═════ Data extract

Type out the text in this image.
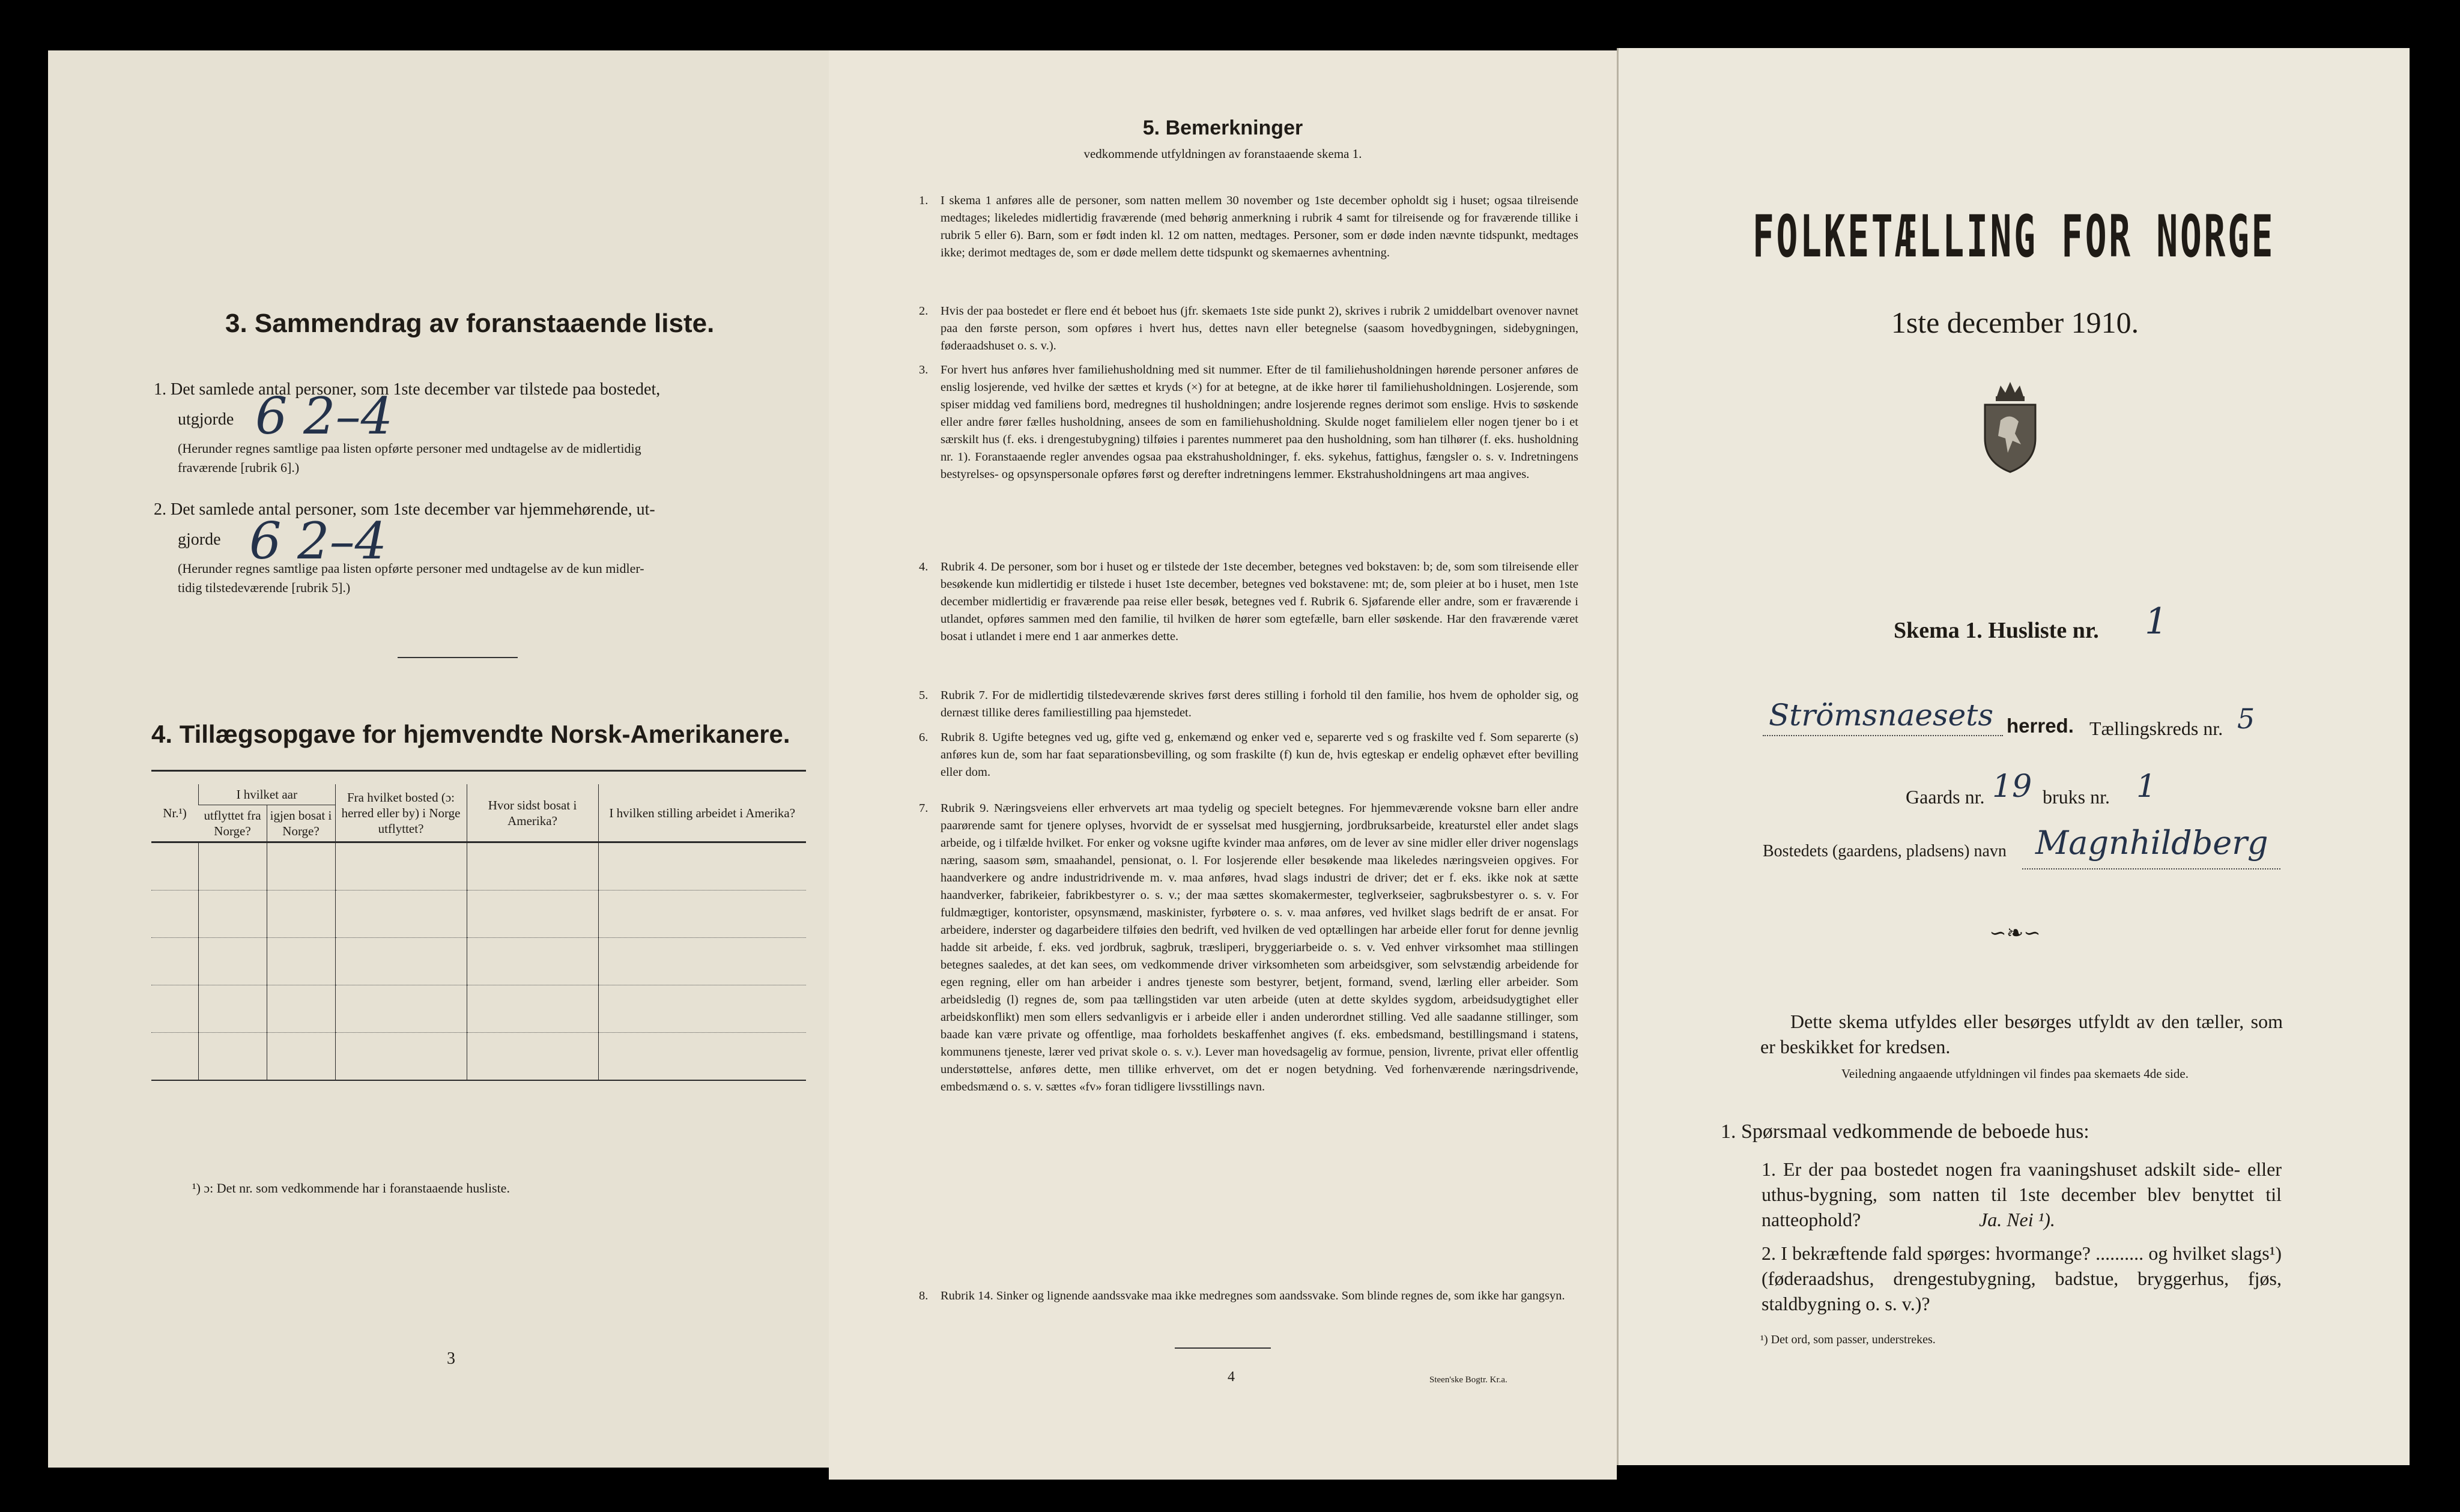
3. Sammendrag av foranstaaende liste.
1. Det samlede antal personer, som 1ste december var tilstede paa bostedet,
utgjorde 6 2–4
(Herunder regnes samtlige paa listen opførte personer med undtagelse av de midlertidig
fraværende [rubrik 6].)
2. Det samlede antal personer, som 1ste december var hjemmehørende, ut-
gjorde 6 2–4
(Herunder regnes samtlige paa listen opførte personer med undtagelse av de kun midler-
tidig tilstedeværende [rubrik 5].)
4. Tillægsopgave for hjemvendte Norsk-Amerikanere.
Nr.¹)	I hvilket aar		Fra hvilket bosted (ɔ: herred eller by) i Norge utflyttet?	Hvor sidst bosat i Amerika?	I hvilken stilling arbeidet i Amerika?
	utflyttet fra Norge?	igjen bosat i Norge?			

¹) ɔ: Det nr. som vedkommende har i foranstaaende husliste.
3
5. Bemerkninger
vedkommende utfyldningen av foranstaaende skema 1.
1. I skema 1 anføres alle de personer, som natten mellem 30 november og 1ste december opholdt sig i huset; ogsaa tilreisende medtages; likeledes midlertidig fraværende (med behørig anmerkning i rubrik 4 samt for tilreisende og for fraværende tillike i rubrik 5 eller 6). Barn, som er født inden kl. 12 om natten, medtages. Personer, som er døde inden nævnte tidspunkt, medtages ikke; derimot medtages de, som er døde mellem dette tidspunkt og skemaernes avhentning.
2. Hvis der paa bostedet er flere end ét beboet hus (jfr. skemaets 1ste side punkt 2), skrives i rubrik 2 umiddelbart ovenover navnet paa den første person, som opføres i hvert hus, dettes navn eller betegnelse (saasom hovedbygningen, sidebygningen, føderaadshuset o. s. v.).
3. For hvert hus anføres hver familiehusholdning med sit nummer. Efter de til familiehusholdningen hørende personer anføres de enslig losjerende, ved hvilke der sættes et kryds (×) for at betegne, at de ikke hører til familiehusholdningen. Losjerende, som spiser middag ved familiens bord, medregnes til husholdningen; andre losjerende regnes derimot som enslige. Hvis to søskende eller andre fører fælles husholdning, ansees de som en familiehusholdning. Skulde noget familielem eller nogen tjener bo i et særskilt hus (f. eks. i drengestubygning) tilføies i parentes nummeret paa den husholdning, som han tilhører (f. eks. husholdning nr. 1). Foranstaaende regler anvendes ogsaa paa ekstrahusholdninger, f. eks. sykehus, fattighus, fængsler o. s. v. Indretningens bestyrelses- og opsynspersonale opføres først og derefter indretningens lemmer. Ekstrahusholdningens art maa angives.
4. Rubrik 4. De personer, som bor i huset og er tilstede der 1ste december, betegnes ved bokstaven: b; de, som som tilreisende eller besøkende kun midlertidig er tilstede i huset 1ste december, betegnes ved bokstavene: mt; de, som pleier at bo i huset, men 1ste december midlertidig er fraværende paa reise eller besøk, betegnes ved f. Rubrik 6. Sjøfarende eller andre, som er fraværende i utlandet, opføres sammen med den familie, til hvilken de hører som egtefælle, barn eller søskende. Har den fraværende været bosat i utlandet i mere end 1 aar anmerkes dette.
5. Rubrik 7. For de midlertidig tilstedeværende skrives først deres stilling i forhold til den familie, hos hvem de opholder sig, og dernæst tillike deres familiestilling paa hjemstedet.
6. Rubrik 8. Ugifte betegnes ved ug, gifte ved g, enkemænd og enker ved e, separerte ved s og fraskilte ved f. Som separerte (s) anføres kun de, som har faat separationsbevilling, og som fraskilte (f) kun de, hvis egteskap er endelig ophævet efter bevilling eller dom.
7. Rubrik 9. Næringsveiens eller erhvervets art maa tydelig og specielt betegnes. For hjemmeværende voksne barn eller andre paarørende samt for tjenere oplyses, hvorvidt de er sysselsat med husgjerning, jordbruksarbeide, kreaturstel eller andet slags arbeide, og i tilfælde hvilket. For enker og voksne ugifte kvinder maa anføres, om de lever av sine midler eller driver nogenslags næring, saasom søm, smaahandel, pensionat, o. l. For losjerende eller besøkende maa likeledes næringsveien opgives. For haandverkere og andre industridrivende m. v. maa anføres, hvad slags industri de driver; det er f. eks. ikke nok at sætte haandverker, fabrikeier, fabrikbestyrer o. s. v.; der maa sættes skomakermester, teglverkseier, sagbruksbestyrer o. s. v. For fuldmægtiger, kontorister, opsynsmænd, maskinister, fyrbøtere o. s. v. maa anføres, ved hvilket slags bedrift de er ansat. For arbeidere, inderster og dagarbeidere tilføies den bedrift, ved hvilken de ved optællingen har arbeide eller forut for denne jevnlig hadde sit arbeide, f. eks. ved jordbruk, sagbruk, træsliperi, bryggeriarbeide o. s. v. Ved enhver virksomhet maa stillingen betegnes saaledes, at det kan sees, om vedkommende driver virksomheten som arbeidsgiver, som selvstændig arbeidende for egen regning, eller om han arbeider i andres tjeneste som bestyrer, betjent, formand, svend, lærling eller arbeider. Som arbeidsledig (l) regnes de, som paa tællingstiden var uten arbeide (uten at dette skyldes sygdom, arbeidsudygtighet eller arbeidskonflikt) men som ellers sedvanligvis er i arbeide eller i anden underordnet stilling. Ved alle saadanne stillinger, som baade kan være private og offentlige, maa forholdets beskaffenhet angives (f. eks. embedsmand, bestillingsmand i statens, kommunens tjeneste, lærer ved privat skole o. s. v.). Lever man hovedsagelig av formue, pension, livrente, privat eller offentlig understøttelse, anføres dette, men tillike erhvervet, om det er nogen betydning. Ved forhenværende næringsdrivende, embedsmænd o. s. v. sættes «fv» foran tidligere livsstillings navn.
8. Rubrik 14. Sinker og lignende aandssvake maa ikke medregnes som aandssvake. Som blinde regnes de, som ikke har gangsyn.
4	Steen'ske Bogtr. Kr.a.
FOLKETÆLLING FOR NORGE
1ste december 1910.
Skema 1. Husliste nr. 1
Strömsnaesets herred. Tællingskreds nr. 5
Gaards nr. 19 bruks nr. 1
Bostedets (gaardens, pladsens) navn Magnhildberg
∽❧∽
Dette skema utfyldes eller besørges utfyldt av den tæller, som er beskikket for kredsen.
Veiledning angaaende utfyldningen vil findes paa skemaets 4de side.
1. Spørsmaal vedkommende de beboede hus:
1. Er der paa bostedet nogen fra vaaningshuset adskilt side- eller uthus-bygning, som natten til 1ste december blev benyttet til natteophold?	Ja. Nei ¹).
2. I bekræftende fald spørges: hvormange? .......... og hvilket slags¹) (føderaadshus, drengestubygning, badstue, bryggerhus, fjøs, staldbygning o. s. v.)?
¹) Det ord, som passer, understrekes.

══════════

Directions => Scan the material line by line and report each one that contains "tilstedeværende".

Completed task =>
tidig tilstedeværende [rubrik 5].)
5. Rubrik 7. For de midlertidig tilstedeværende skrives først deres stilling i forhold til den familie, hos hvem de opholder sig, og dernæst tillike deres familiestilling paa hjemstedet.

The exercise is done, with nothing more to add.